-- start --

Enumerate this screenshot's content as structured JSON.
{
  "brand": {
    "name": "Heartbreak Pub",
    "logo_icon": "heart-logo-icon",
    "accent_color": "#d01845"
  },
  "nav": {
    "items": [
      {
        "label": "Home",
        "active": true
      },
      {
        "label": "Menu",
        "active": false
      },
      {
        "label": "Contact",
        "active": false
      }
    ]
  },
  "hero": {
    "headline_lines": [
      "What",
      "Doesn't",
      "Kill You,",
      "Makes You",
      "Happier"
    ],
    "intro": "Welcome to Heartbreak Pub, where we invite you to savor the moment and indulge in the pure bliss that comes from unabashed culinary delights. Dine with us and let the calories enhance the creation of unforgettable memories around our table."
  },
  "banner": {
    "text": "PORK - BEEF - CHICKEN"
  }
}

-- end --
-- start --

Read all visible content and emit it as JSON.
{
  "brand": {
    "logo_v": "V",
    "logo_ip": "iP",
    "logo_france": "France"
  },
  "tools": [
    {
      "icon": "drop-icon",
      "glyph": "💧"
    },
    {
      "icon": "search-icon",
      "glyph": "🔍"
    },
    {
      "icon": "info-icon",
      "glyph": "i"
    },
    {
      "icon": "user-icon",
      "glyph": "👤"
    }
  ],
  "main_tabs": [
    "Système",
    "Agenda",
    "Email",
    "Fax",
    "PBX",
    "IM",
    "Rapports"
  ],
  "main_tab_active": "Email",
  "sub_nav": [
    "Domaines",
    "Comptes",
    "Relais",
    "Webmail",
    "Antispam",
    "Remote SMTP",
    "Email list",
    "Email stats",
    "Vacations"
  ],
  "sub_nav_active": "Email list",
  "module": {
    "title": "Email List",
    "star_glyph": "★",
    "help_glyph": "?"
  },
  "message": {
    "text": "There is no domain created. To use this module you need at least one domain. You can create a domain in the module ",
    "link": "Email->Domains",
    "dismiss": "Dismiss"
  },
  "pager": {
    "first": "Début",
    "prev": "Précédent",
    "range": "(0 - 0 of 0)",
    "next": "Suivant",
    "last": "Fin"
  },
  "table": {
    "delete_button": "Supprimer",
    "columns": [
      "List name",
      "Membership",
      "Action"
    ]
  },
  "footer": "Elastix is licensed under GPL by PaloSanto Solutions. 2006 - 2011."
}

-- end --
-- start --

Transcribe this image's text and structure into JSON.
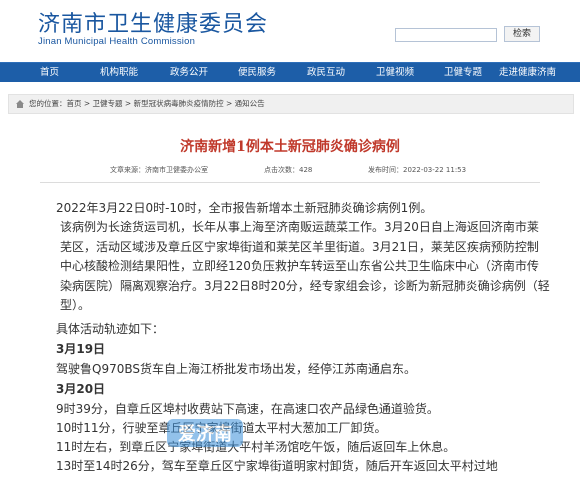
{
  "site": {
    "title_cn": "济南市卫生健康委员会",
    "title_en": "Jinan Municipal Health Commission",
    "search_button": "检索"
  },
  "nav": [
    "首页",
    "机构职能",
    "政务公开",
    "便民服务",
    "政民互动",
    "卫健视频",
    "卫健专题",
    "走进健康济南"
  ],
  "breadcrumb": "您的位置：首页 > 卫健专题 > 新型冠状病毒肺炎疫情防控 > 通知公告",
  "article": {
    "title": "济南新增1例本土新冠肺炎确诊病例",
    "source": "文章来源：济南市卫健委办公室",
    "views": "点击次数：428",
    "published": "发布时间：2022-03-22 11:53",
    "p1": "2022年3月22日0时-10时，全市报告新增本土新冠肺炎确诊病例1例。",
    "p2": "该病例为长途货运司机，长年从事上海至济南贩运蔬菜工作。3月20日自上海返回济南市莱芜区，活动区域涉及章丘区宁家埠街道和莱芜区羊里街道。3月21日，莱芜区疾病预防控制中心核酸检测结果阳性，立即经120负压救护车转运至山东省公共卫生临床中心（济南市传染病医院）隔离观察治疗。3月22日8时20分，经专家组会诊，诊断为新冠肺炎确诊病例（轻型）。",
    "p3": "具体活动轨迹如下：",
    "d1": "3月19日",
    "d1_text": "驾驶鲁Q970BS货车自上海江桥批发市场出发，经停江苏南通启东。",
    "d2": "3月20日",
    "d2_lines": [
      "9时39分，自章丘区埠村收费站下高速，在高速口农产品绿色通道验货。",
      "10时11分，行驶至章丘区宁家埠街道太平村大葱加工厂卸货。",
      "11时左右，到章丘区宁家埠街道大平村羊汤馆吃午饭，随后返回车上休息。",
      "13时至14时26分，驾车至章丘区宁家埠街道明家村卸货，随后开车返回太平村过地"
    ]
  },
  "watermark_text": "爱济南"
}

-- end --

Set problem
List each line holding the string "this".

Task solution
Enumerate this screenshot's content as structured JSON.
    "text": "There is no domain created. To use this module you need at least one domain. You can create a domain in the module ",
Transcribe this image's text and structure into JSON.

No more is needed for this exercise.